**Task directions:** In the data, extract each line that holds the string "ylabel".

**Source material:**
╔══

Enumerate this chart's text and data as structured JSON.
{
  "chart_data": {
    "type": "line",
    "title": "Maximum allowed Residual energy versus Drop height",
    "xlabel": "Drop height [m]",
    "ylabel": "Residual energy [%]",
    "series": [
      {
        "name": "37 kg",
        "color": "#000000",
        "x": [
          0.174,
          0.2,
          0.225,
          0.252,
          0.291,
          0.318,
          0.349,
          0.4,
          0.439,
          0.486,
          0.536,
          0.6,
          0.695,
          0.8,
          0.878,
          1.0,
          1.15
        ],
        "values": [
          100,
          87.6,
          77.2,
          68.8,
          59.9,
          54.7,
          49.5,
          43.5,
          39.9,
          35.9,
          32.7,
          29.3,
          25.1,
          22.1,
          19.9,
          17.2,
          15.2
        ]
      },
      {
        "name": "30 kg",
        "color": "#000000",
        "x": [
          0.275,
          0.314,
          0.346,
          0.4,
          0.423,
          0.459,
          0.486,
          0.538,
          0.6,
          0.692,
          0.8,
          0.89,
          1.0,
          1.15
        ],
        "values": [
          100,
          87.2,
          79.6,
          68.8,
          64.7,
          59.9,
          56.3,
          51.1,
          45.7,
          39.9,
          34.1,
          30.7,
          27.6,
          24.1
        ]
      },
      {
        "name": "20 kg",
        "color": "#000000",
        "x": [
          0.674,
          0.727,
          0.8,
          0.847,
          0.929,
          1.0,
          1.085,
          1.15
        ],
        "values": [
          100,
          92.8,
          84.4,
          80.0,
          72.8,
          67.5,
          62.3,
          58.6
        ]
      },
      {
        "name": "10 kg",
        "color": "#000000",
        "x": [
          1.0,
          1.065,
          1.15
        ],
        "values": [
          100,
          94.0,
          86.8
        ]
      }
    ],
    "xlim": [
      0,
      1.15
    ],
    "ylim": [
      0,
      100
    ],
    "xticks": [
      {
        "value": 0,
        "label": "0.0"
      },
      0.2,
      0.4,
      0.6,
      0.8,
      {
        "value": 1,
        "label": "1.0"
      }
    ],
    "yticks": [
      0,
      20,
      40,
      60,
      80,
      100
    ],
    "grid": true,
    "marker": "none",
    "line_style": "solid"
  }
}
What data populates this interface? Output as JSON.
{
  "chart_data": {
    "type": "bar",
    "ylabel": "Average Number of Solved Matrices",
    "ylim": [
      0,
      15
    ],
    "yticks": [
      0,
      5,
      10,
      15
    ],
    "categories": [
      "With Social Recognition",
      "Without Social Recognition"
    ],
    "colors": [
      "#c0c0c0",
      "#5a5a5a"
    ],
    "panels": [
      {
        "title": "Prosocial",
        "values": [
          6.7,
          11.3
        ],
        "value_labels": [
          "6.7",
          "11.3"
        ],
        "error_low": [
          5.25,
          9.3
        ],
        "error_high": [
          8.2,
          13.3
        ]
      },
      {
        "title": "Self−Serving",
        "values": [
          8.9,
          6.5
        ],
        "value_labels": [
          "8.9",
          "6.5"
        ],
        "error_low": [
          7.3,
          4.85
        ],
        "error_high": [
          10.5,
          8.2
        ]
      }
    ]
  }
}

╚══

**Finished task:**
    "ylabel": "Residual energy [%]",
    "ylabel": "Average Number of Solved Matrices",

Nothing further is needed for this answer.